MATERIAL FOR THIS EXERCISE:
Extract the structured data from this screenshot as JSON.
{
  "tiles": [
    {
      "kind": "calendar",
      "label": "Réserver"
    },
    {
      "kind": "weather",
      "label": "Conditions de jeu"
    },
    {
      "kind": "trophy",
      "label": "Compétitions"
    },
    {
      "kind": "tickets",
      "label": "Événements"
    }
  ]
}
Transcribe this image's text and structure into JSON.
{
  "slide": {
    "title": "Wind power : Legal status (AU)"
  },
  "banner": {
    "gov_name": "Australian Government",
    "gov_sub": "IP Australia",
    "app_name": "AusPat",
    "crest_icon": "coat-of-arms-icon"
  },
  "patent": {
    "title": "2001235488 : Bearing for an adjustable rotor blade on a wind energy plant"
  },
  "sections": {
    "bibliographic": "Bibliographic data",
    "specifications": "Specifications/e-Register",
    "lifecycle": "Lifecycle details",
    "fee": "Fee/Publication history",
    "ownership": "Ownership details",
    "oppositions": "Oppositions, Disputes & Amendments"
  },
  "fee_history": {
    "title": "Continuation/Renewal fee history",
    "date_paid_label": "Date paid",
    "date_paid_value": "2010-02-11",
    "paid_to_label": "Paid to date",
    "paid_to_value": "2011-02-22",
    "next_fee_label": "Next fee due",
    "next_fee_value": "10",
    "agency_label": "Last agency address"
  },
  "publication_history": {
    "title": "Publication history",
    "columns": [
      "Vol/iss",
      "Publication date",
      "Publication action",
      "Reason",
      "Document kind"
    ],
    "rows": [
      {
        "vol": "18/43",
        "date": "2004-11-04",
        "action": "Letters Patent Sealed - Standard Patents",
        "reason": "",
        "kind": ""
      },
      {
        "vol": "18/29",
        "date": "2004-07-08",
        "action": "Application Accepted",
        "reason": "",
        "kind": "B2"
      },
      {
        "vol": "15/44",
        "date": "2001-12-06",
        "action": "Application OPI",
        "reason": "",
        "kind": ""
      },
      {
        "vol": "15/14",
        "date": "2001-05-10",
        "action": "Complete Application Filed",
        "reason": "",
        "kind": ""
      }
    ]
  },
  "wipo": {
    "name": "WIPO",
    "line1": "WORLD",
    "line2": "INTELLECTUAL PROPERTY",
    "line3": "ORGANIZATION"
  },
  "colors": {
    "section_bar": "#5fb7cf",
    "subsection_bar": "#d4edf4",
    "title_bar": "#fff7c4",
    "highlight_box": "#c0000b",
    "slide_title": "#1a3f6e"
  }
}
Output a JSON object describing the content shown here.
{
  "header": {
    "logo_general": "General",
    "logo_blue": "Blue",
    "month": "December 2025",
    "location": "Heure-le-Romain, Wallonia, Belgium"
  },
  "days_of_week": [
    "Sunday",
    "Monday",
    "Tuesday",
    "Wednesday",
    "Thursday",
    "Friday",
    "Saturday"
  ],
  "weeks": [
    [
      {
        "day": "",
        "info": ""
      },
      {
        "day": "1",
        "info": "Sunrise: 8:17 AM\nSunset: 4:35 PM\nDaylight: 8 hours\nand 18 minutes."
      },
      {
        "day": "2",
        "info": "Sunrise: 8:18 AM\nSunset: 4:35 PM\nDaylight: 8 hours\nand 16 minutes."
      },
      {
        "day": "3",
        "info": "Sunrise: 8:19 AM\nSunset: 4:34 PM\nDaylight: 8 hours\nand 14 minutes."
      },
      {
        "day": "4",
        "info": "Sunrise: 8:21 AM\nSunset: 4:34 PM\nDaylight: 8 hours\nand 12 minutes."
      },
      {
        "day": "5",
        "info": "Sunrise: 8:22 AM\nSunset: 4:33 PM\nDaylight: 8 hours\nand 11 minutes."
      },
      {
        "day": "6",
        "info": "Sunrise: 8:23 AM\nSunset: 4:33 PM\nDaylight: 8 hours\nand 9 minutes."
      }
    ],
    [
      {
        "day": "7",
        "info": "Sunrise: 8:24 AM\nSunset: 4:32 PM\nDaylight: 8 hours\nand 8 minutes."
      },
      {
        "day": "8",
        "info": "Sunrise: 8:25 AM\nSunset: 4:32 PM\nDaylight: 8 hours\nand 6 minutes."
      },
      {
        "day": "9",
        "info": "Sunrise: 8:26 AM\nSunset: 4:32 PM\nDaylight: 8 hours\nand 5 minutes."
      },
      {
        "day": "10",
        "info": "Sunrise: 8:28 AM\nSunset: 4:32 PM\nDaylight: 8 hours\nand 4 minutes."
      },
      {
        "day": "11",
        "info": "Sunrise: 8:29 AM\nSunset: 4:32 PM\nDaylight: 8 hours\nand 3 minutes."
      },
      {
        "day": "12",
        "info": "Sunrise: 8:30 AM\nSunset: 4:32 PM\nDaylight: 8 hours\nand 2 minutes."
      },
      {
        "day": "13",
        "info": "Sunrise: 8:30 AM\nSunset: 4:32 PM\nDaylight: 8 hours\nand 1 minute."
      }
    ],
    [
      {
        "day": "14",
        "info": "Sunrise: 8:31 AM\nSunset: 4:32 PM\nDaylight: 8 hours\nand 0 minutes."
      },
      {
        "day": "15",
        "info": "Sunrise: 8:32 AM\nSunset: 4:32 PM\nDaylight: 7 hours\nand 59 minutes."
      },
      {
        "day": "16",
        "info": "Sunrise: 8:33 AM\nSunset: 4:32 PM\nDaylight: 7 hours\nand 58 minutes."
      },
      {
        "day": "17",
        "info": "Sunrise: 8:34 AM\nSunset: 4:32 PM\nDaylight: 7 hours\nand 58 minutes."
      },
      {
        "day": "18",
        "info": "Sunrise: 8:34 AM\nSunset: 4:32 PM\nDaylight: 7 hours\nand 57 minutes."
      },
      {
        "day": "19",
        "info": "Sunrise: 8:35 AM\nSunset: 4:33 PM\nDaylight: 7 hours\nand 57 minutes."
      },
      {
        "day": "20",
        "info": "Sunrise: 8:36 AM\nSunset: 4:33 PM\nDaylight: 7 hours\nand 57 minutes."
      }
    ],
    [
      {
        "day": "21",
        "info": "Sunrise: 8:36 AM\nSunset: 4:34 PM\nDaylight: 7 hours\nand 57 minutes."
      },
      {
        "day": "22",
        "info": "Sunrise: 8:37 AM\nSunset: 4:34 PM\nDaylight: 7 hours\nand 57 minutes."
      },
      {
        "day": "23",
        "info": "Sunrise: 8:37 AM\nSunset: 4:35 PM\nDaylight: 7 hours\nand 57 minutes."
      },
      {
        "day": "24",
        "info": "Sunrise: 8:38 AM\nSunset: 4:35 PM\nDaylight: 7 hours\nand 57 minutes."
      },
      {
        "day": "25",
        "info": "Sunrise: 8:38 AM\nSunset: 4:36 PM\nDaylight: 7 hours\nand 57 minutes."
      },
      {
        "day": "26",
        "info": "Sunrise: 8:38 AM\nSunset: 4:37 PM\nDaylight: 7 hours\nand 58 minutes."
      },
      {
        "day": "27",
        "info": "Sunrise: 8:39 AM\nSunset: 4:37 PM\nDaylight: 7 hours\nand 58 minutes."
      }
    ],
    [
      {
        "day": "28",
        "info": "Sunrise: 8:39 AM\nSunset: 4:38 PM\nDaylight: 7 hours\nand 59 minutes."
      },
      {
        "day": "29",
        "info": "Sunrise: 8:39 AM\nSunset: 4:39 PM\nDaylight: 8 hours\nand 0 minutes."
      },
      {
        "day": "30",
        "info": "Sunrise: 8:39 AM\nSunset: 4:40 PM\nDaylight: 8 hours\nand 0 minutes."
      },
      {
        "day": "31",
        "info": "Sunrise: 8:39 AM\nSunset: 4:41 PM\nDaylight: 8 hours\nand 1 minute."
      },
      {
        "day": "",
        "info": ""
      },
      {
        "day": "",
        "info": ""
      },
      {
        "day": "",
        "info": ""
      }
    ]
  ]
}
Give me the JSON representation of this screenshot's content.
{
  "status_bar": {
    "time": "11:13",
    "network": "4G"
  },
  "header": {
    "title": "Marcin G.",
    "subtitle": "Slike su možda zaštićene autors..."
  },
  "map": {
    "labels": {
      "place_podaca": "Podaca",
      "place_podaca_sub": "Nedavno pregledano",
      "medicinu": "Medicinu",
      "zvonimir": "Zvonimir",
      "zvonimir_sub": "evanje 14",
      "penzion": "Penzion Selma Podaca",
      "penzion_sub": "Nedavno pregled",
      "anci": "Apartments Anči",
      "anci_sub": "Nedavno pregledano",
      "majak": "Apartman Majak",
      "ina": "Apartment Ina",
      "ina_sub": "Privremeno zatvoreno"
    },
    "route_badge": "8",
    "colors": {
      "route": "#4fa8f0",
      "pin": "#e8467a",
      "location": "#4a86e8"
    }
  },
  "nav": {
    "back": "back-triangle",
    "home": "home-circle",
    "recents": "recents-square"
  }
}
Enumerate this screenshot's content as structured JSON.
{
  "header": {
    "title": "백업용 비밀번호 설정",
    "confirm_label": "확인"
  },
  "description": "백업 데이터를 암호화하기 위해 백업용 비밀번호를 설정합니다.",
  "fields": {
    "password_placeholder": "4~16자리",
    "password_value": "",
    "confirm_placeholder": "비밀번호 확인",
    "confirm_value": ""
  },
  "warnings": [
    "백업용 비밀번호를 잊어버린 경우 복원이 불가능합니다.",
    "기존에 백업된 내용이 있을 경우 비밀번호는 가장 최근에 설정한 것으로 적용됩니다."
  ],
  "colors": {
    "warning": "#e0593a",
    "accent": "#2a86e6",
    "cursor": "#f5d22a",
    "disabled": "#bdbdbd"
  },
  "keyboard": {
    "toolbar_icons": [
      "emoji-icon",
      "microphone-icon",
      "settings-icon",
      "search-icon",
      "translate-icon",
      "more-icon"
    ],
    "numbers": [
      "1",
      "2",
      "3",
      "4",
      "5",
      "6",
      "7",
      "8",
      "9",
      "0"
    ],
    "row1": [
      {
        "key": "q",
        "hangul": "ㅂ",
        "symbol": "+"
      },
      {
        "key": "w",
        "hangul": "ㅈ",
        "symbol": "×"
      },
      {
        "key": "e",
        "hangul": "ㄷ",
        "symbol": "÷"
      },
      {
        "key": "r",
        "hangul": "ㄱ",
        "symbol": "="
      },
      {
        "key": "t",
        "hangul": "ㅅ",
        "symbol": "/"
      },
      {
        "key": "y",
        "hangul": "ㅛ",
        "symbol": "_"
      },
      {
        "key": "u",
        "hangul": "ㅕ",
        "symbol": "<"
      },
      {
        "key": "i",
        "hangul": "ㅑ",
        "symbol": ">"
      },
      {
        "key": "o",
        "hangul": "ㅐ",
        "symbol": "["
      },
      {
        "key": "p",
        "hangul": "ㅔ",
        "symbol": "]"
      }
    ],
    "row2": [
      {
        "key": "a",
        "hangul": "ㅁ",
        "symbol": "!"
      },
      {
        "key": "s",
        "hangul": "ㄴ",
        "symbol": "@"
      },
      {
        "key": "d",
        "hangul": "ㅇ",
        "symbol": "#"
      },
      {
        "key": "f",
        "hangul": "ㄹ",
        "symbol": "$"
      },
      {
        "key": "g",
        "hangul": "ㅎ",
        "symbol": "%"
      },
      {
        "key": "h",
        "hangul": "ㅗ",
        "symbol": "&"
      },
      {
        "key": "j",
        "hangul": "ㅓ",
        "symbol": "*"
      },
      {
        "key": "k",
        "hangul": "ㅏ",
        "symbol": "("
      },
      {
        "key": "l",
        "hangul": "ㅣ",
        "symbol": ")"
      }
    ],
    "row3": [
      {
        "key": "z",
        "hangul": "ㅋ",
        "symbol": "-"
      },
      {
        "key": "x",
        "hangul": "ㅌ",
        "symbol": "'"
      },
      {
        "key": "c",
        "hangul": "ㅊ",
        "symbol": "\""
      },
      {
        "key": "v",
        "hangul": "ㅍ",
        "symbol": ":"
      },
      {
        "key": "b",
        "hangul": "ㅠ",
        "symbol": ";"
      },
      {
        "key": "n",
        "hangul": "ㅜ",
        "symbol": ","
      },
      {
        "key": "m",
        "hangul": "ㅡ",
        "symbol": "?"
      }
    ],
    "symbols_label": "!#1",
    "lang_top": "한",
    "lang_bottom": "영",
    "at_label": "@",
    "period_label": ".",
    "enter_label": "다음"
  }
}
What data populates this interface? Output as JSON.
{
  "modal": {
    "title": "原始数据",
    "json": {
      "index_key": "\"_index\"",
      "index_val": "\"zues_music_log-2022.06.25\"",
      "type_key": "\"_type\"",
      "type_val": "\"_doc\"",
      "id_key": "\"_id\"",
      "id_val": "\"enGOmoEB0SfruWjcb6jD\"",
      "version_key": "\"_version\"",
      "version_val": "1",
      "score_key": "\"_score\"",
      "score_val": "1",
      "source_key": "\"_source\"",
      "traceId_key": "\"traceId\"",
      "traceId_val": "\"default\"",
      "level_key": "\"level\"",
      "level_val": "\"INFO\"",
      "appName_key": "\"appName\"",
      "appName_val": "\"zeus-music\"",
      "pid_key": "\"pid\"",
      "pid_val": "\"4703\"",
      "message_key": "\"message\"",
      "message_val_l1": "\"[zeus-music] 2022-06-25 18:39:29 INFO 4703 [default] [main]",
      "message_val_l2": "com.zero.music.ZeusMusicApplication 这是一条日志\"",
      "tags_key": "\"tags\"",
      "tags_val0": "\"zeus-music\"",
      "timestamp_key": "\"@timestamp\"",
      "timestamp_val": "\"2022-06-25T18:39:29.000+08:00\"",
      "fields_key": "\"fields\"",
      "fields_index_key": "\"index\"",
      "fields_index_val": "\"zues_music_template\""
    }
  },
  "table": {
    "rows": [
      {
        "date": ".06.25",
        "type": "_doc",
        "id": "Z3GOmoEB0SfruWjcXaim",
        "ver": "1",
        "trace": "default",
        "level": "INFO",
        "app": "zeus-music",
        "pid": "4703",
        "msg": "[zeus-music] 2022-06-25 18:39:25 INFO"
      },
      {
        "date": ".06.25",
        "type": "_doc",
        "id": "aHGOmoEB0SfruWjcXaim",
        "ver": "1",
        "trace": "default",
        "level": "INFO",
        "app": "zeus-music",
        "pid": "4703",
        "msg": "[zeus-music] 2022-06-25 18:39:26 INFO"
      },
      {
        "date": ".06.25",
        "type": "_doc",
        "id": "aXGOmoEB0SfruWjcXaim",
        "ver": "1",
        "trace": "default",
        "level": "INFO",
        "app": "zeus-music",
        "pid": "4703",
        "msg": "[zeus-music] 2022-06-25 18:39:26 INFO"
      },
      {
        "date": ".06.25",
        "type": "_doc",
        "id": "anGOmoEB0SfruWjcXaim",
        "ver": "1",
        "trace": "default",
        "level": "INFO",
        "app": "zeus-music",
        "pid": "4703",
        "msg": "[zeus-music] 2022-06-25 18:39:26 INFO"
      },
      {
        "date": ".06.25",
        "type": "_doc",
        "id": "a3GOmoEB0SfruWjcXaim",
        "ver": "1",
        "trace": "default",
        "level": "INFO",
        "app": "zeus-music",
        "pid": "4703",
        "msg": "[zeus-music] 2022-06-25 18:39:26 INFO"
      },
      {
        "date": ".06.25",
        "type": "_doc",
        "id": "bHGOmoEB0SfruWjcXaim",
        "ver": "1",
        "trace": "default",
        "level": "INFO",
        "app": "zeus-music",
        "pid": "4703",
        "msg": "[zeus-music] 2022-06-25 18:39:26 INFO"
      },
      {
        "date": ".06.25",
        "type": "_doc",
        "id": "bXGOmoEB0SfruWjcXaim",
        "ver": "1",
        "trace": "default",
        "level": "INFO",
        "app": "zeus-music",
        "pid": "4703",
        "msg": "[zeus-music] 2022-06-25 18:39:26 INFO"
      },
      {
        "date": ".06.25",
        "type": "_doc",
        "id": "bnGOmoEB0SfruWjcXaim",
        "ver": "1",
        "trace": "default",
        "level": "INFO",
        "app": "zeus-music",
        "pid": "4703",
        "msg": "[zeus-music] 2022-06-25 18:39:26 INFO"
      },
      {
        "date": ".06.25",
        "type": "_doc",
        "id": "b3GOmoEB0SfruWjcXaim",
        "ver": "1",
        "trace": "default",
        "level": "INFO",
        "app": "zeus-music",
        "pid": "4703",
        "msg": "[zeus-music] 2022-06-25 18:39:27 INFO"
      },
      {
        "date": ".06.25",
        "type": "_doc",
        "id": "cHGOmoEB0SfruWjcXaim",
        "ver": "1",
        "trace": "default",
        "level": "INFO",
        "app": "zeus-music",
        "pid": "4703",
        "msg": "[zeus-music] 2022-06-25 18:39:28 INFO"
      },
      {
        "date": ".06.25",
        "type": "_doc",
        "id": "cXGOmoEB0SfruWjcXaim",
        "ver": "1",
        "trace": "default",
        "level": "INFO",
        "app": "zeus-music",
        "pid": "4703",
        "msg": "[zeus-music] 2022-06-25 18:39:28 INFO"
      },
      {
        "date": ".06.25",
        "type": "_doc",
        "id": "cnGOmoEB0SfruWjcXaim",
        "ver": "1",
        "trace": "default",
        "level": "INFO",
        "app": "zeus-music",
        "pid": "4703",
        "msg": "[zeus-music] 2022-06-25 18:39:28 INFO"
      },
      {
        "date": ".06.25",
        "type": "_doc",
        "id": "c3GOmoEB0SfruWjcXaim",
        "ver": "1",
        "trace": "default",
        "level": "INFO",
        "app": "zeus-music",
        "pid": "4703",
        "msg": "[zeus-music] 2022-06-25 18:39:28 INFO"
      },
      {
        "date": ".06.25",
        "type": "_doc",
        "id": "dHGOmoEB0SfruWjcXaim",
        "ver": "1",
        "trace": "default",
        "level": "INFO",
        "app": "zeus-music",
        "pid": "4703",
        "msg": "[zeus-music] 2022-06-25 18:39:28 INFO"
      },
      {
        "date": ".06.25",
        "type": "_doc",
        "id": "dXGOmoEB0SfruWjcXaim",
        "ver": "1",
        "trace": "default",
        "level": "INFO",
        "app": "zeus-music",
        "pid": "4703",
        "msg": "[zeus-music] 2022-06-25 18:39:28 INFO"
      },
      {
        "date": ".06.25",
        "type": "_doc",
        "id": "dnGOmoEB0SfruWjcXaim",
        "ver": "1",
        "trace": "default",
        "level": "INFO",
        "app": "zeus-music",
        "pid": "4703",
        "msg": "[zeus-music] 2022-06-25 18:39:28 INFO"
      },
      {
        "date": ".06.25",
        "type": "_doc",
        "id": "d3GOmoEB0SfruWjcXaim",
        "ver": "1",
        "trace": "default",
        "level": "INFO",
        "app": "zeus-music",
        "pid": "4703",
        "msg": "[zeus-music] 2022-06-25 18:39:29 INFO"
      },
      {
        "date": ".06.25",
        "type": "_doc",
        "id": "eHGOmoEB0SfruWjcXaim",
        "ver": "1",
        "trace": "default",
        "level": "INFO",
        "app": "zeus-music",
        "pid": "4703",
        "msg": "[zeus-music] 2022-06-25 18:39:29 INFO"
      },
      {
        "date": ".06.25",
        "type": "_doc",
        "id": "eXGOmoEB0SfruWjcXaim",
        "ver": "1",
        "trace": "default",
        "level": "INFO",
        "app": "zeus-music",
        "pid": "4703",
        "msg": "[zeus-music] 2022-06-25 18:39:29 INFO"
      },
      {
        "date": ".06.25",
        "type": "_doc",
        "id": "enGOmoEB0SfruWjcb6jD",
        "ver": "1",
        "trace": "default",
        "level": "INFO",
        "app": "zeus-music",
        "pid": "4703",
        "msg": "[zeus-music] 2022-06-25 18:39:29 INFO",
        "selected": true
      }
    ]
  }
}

SET EXERCISE: Return all lines with the word "screenshot" in them.

WORKED SOLUTION:
Extract the structured data from this screenshot as JSON.
Give me the JSON representation of this screenshot's content.
Enumerate this screenshot's content as structured JSON.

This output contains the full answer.